In the records below, rename "staticText" to "label" in the lines between the one holding "staticText: reg [40,196,88,237]" and the one holding "button[interactable]: percent [0,712,127,852]", inclusive. Return only those lines, with everything else left unchanged.
---------------
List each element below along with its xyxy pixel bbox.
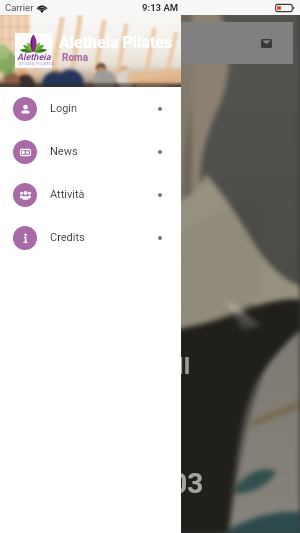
button[interactable]: News — [0, 130, 181, 173]
button[interactable]: Credits — [0, 216, 181, 259]
button[interactable]: Messages — [255, 32, 277, 54]
staticText: 06.03 — [131, 467, 204, 500]
staticText: Aletheia — [17, 52, 51, 63]
staticText: Credits — [50, 231, 85, 244]
staticText: Carrier — [5, 2, 34, 13]
button[interactable]: Login — [0, 87, 181, 130]
staticText: News — [50, 145, 78, 158]
staticText: Roma — [62, 52, 89, 64]
button[interactable]: Attività — [0, 173, 181, 216]
staticText: 9:13 AM — [142, 2, 179, 13]
staticText: LEZIONI — [102, 352, 191, 380]
staticText: Attività — [50, 188, 85, 201]
staticText: Login — [50, 102, 78, 115]
staticText: STUDIO PILATES — [19, 62, 55, 66]
staticText: Aletheia Pilates — [59, 33, 173, 52]
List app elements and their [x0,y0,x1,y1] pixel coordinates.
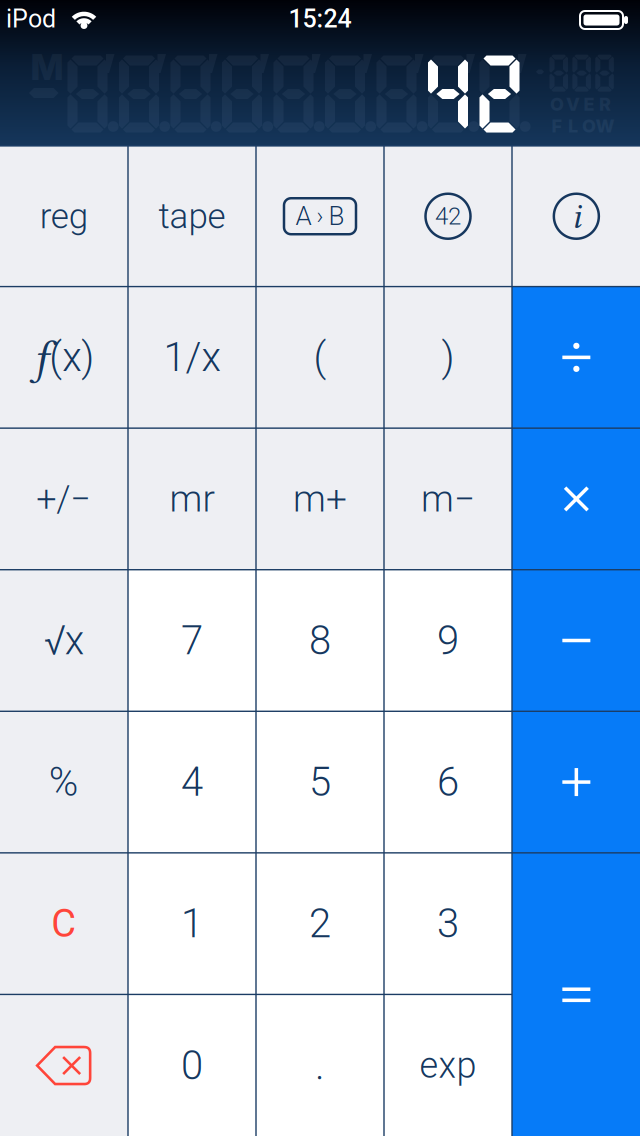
staticText: reg [40,196,88,237]
staticText: mr [170,477,214,521]
staticText: 4 [181,759,203,806]
staticText: 15:24 [288,4,352,34]
button[interactable]: 5 [257,712,383,852]
button[interactable]: 8 [257,570,383,711]
button[interactable]: m+ [257,429,383,569]
button[interactable]: backspace [0,995,127,1136]
staticText: 0 [181,1042,203,1089]
staticText: 5 [309,759,331,806]
button[interactable]: exp [385,995,511,1136]
staticText: O [550,93,564,115]
button[interactable]: percent [0,712,127,852]
button[interactable]: plus [513,712,640,852]
staticText: W [596,115,614,137]
button[interactable]: equals [513,854,640,1136]
staticText: tape [158,196,226,237]
button[interactable]: A to B [257,147,383,286]
staticText: i [571,196,581,237]
staticText: M [30,45,64,89]
staticText: 42 [435,202,461,230]
staticText: 7 [181,617,203,664]
staticText: A [296,201,312,232]
staticText: 2 [309,900,331,947]
staticText: 1/x [164,334,220,381]
staticText: +/− [36,478,91,520]
button[interactable]: point [257,995,383,1136]
button[interactable]: 1 [129,854,255,994]
button[interactable]: tape [129,147,255,286]
button[interactable]: 0 [129,995,255,1136]
staticText: 3 [437,900,459,947]
staticText: O [582,115,596,137]
button[interactable]: Info [513,147,640,286]
staticText: V [566,93,580,115]
button[interactable]: ) [385,287,511,428]
button[interactable]: minus [513,570,640,711]
staticText: m− [421,477,475,521]
button[interactable]: clear [0,854,127,994]
staticText: L [568,115,578,137]
staticText: exp [420,1044,476,1087]
button[interactable]: reg [0,147,127,286]
button[interactable]: f(x) [0,287,127,428]
staticText: 6 [437,759,459,806]
button[interactable]: 42 [385,147,511,286]
staticText: F [552,115,562,137]
staticText: % [49,759,79,806]
button[interactable]: m− [385,429,511,569]
staticText: f [33,331,47,384]
staticText: √ [44,616,66,664]
button[interactable]: 6 [385,712,511,852]
staticText: ) [442,334,454,381]
staticText: 1 [181,900,203,947]
button[interactable]: ( [257,287,383,428]
staticText: B [328,201,344,232]
button[interactable]: divide [513,287,640,428]
button[interactable]: 3 [385,854,511,994]
staticText: (x) [49,334,94,381]
staticText: E [584,93,594,115]
button[interactable]: 9 [385,570,511,711]
button[interactable]: 1/x [129,287,255,428]
button[interactable]: 4 [129,712,255,852]
button[interactable]: plus minus [0,429,127,569]
staticText: iPod [6,4,56,34]
button[interactable]: multiply [513,429,640,569]
button[interactable]: 7 [129,570,255,711]
staticText: 8 [309,617,331,664]
staticText: › [316,203,324,230]
button[interactable]: 2 [257,854,383,994]
staticText: x [65,617,84,664]
button[interactable]: square root [0,570,127,711]
staticText: m+ [293,477,347,521]
staticText: ( [314,334,326,381]
staticText: . [315,1042,325,1089]
button[interactable]: mr [129,429,255,569]
staticText: R [599,93,611,115]
staticText: C [51,901,76,946]
staticText: 9 [437,617,459,664]
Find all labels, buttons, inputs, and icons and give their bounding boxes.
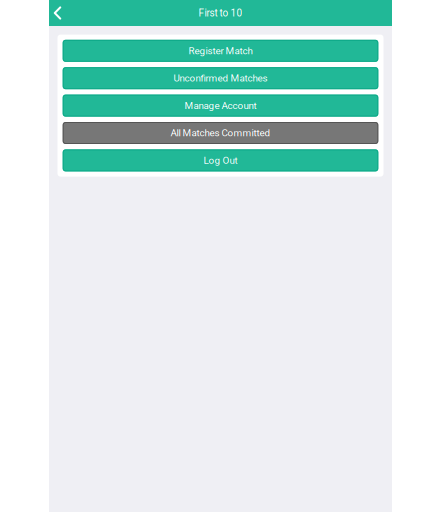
staticText: Manage Account — [184, 100, 256, 111]
button[interactable]: All Matches Committed — [63, 122, 378, 144]
staticText: All Matches Committed — [170, 127, 270, 139]
staticText: Unconfirmed Matches — [174, 72, 268, 84]
button[interactable]: Back — [49, 0, 66, 26]
staticText: Register Match — [188, 45, 252, 57]
button[interactable]: Manage Account — [63, 95, 378, 117]
button[interactable]: Log Out — [63, 149, 378, 171]
staticText: Log Out — [204, 155, 238, 166]
button[interactable]: Unconfirmed Matches — [63, 67, 378, 89]
button[interactable]: Register Match — [63, 40, 378, 62]
staticText: First to 10 — [198, 7, 242, 19]
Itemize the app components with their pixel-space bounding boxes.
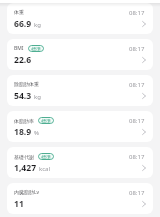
staticText: 標準 [41,118,51,124]
button[interactable]: 基礎代謝 [7,147,153,178]
staticText: % [34,129,39,137]
staticText: kg [34,93,41,101]
staticText: 18.9 [14,126,32,138]
staticText: BMI [14,45,24,52]
other: Open details [142,201,146,207]
button[interactable]: 体重 [7,3,153,34]
button[interactable]: 除脂肪体重 [7,75,153,106]
staticText: kg [34,21,41,29]
staticText: 標準 [31,46,41,52]
staticText: 54.3 [14,90,32,102]
button[interactable]: BMI [7,39,153,70]
staticText: 22.6 [14,54,32,66]
staticText: 内臓脂肪Lv [14,189,40,196]
other: Open details [142,21,146,27]
staticText: 08:17 [129,189,145,197]
staticText: 08:17 [129,81,145,89]
button[interactable]: 体脂肪率 [7,111,153,142]
other: Open details [142,129,146,135]
staticText: 体脂肪率 [14,118,34,124]
staticText: 1,427 [14,162,37,174]
staticText: 体重 [14,9,24,15]
other: Open details [142,57,146,63]
staticText: 08:17 [129,153,145,161]
staticText: 08:17 [129,45,145,53]
staticText: 08:17 [129,9,145,17]
other: Open details [142,165,146,171]
staticText: kcal [39,165,50,173]
staticText: 標準 [41,154,51,160]
staticText: 除脂肪体重 [14,81,39,87]
staticText: 11 [14,198,24,210]
staticText: 基礎代謝 [14,154,34,160]
other: Open details [142,93,146,99]
button[interactable]: 内臓脂肪Lv [7,183,153,214]
staticText: 66.9 [14,18,32,30]
staticText: 08:17 [129,117,145,125]
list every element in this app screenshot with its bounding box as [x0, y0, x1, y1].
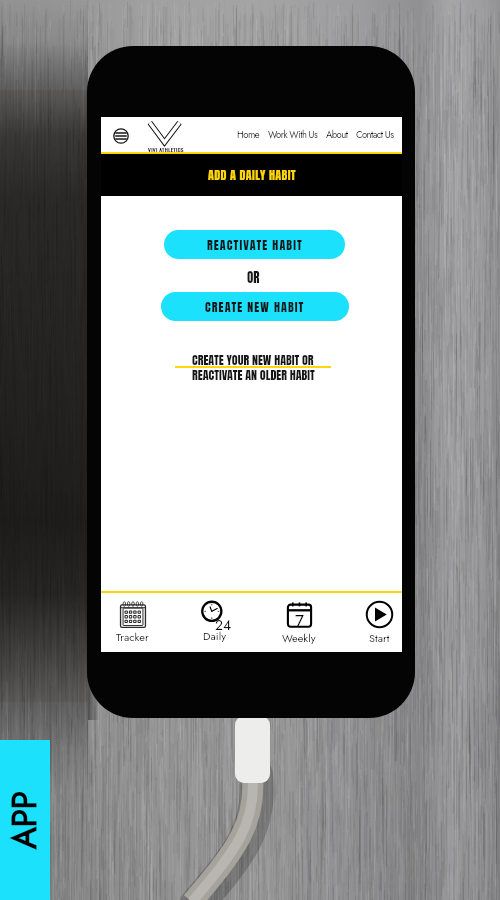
staticText: CREATE YOUR NEW HABIT OR: [192, 351, 314, 369]
staticText: REACTIVATE HABIT: [207, 236, 303, 254]
button[interactable]: About: [326, 128, 348, 142]
staticText: 7: [295, 609, 304, 634]
button[interactable]: Contact Us: [356, 128, 394, 142]
staticText: REACTIVATE AN OLDER HABIT: [192, 366, 315, 384]
staticText: Start: [369, 630, 390, 646]
button[interactable]: Open navigation menu: [113, 128, 129, 144]
button[interactable]: Start: [353, 600, 405, 647]
button[interactable]: Daily: [188, 600, 240, 647]
button[interactable]: CREATE NEW HABIT: [161, 292, 349, 321]
staticText: About: [326, 128, 348, 142]
staticText: Weekly: [282, 630, 316, 646]
button[interactable]: Work With Us: [268, 128, 318, 142]
staticText: Daily: [203, 628, 227, 644]
button[interactable]: Tracker: [106, 600, 158, 647]
staticText: ADD A DAILY HABIT: [208, 166, 296, 184]
staticText: Tracker: [116, 629, 149, 645]
staticText: OR: [247, 268, 260, 288]
staticText: Contact Us: [356, 128, 394, 142]
staticText: VIVI ATHLETICS: [148, 145, 184, 153]
button[interactable]: Weekly: [273, 600, 325, 647]
staticText: Home: [237, 128, 260, 142]
staticText: 24: [215, 615, 232, 635]
staticText: CREATE NEW HABIT: [205, 298, 305, 316]
button[interactable]: Home: [237, 128, 260, 142]
button[interactable]: REACTIVATE HABIT: [164, 230, 345, 259]
staticText: APP: [1, 791, 49, 849]
staticText: Work With Us: [268, 128, 318, 142]
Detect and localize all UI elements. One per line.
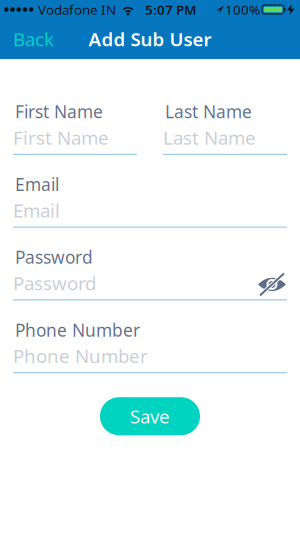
button[interactable]: Show password <box>257 271 287 297</box>
staticText: Last Name <box>165 100 252 123</box>
staticText: Save <box>130 404 170 429</box>
staticText: Email <box>15 173 59 196</box>
staticText: 5:07 PM <box>145 1 196 18</box>
staticText: Password <box>15 246 93 269</box>
staticText: First Name <box>15 100 103 123</box>
staticText: Vodafone IN <box>38 1 116 18</box>
button[interactable]: Back <box>0 19 54 59</box>
staticText: Password <box>13 271 96 295</box>
button[interactable]: Save <box>100 397 200 435</box>
staticText: Email <box>13 198 60 223</box>
staticText: Last Name <box>163 125 256 150</box>
staticText: 100% <box>225 1 260 18</box>
staticText: Back <box>13 27 54 51</box>
staticText: Phone Number <box>15 318 140 341</box>
staticText: Phone Number <box>13 343 148 368</box>
staticText: First Name <box>13 125 109 150</box>
staticText: Add Sub User <box>88 27 212 51</box>
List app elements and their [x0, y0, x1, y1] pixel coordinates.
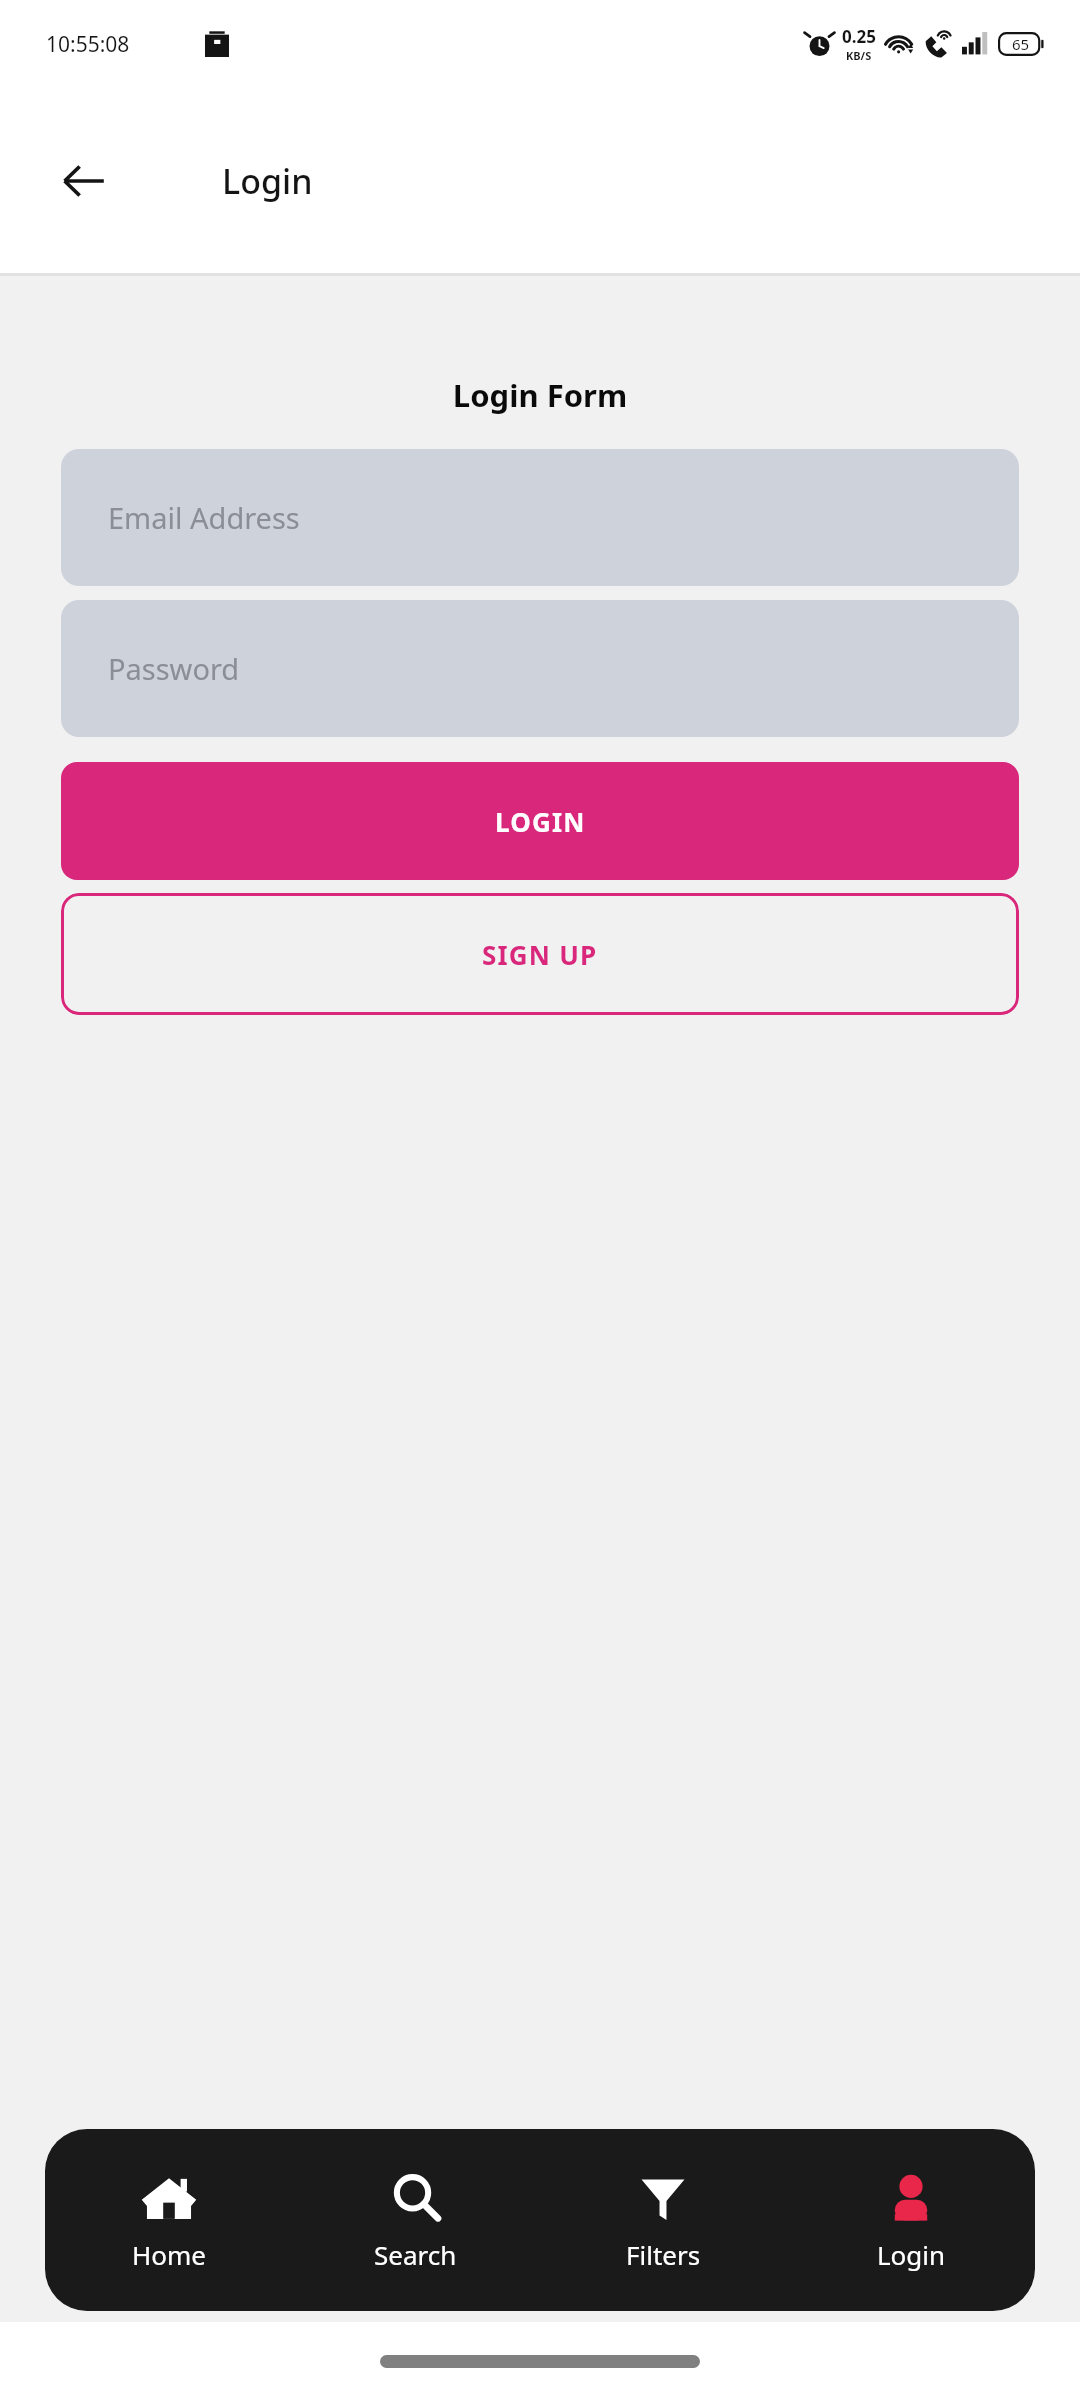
staticText: KB/S — [846, 48, 872, 63]
staticText: Home — [132, 2237, 206, 2272]
staticText: Search — [374, 2237, 457, 2272]
staticText: Login — [877, 2237, 946, 2272]
button[interactable]: Filters — [539, 2129, 787, 2311]
button[interactable]: Search — [292, 2129, 539, 2311]
staticText: Login — [222, 158, 313, 204]
button[interactable]: Email Address — [61, 449, 1019, 586]
button[interactable]: Login — [787, 2129, 1035, 2311]
staticText: 10:55:08 — [46, 30, 130, 59]
staticText: 65 — [1012, 34, 1030, 54]
button[interactable]: Back — [48, 145, 120, 217]
button[interactable]: SIGN UP — [61, 893, 1019, 1015]
button[interactable]: LOGIN — [61, 762, 1019, 880]
staticText: Password — [108, 649, 240, 688]
staticText: SIGN UP — [482, 937, 598, 972]
staticText: 0.25 — [842, 25, 876, 48]
staticText: Filters — [626, 2237, 701, 2272]
button[interactable]: Home — [45, 2129, 292, 2311]
button[interactable]: Password — [61, 600, 1019, 737]
staticText: LOGIN — [495, 804, 586, 839]
staticText: Login Form — [0, 374, 1080, 416]
staticText: Email Address — [108, 498, 300, 537]
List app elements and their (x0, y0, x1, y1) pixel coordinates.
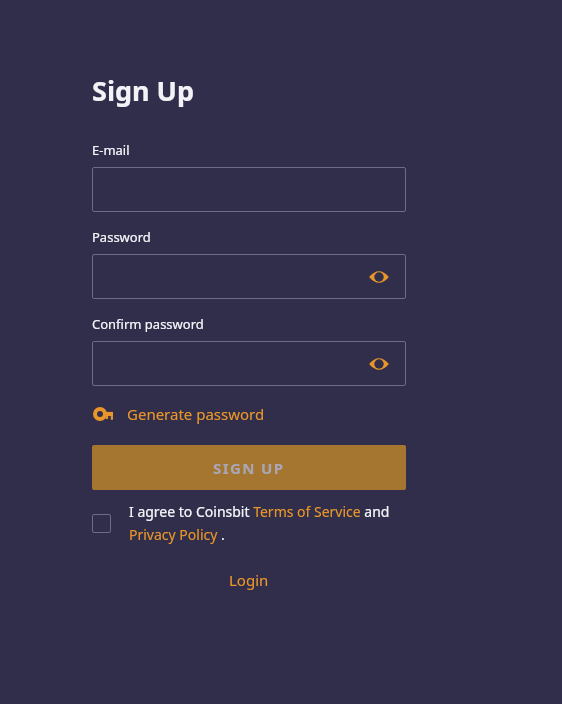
button[interactable]: Login (229, 570, 269, 590)
button[interactable]: Agree to terms checkbox (92, 514, 111, 533)
button[interactable]: Show password (92, 254, 406, 299)
button[interactable]: Show confirm password (92, 341, 406, 386)
staticText: Login (229, 570, 269, 590)
button[interactable]: SIGN UP (92, 445, 406, 490)
staticText: Sign Up (92, 72, 195, 109)
staticText: Generate password (127, 404, 265, 424)
button[interactable]: Show password (364, 262, 394, 292)
button[interactable]: Show confirm password (364, 349, 394, 379)
staticText: SIGN UP (213, 458, 285, 478)
staticText: Confirm password (92, 315, 204, 333)
button[interactable]: I agree to Coinsbit Terms of Service and… (129, 502, 406, 544)
staticText: Password (92, 228, 151, 246)
button[interactable] (92, 167, 406, 212)
staticText: E-mail (92, 141, 130, 159)
button[interactable]: Generate password (93, 404, 265, 424)
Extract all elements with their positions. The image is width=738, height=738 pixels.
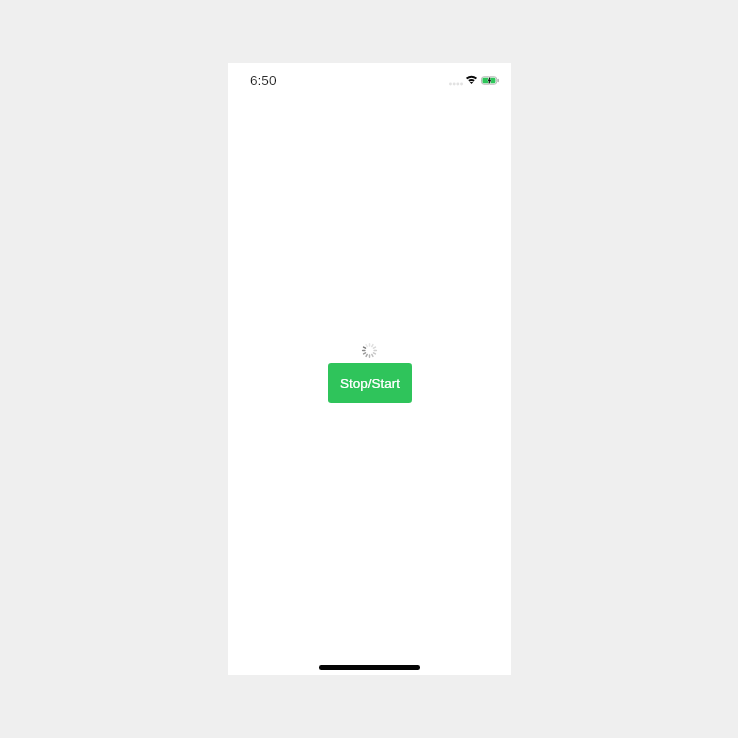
button[interactable]: Stop/Start bbox=[328, 363, 412, 403]
staticText: 6:50 bbox=[250, 73, 277, 88]
other: Wi-Fi connected bbox=[466, 76, 477, 84]
other: Battery charging bbox=[481, 76, 499, 85]
other: Loading bbox=[362, 343, 377, 358]
staticText: Stop/Start bbox=[340, 376, 401, 391]
other: Cellular signal bbox=[449, 82, 463, 86]
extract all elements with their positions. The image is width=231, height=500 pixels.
---------------
**EXERCISE ANSWER**
label: reg [40,196,88,237]
label: mr [170,477,214,521]
label: 4 [181,759,203,806]
label: 15:24 [288,4,352,34]
button[interactable]: 5 [257,712,383,852]
button[interactable]: 8 [257,570,383,711]
button[interactable]: m+ [257,429,383,569]
button[interactable]: backspace [0,995,127,1136]
label: 0 [181,1042,203,1089]
label: 5 [309,759,331,806]
button[interactable]: exp [385,995,511,1136]
label: O [550,93,564,115]
button[interactable]: percent [0,712,127,852]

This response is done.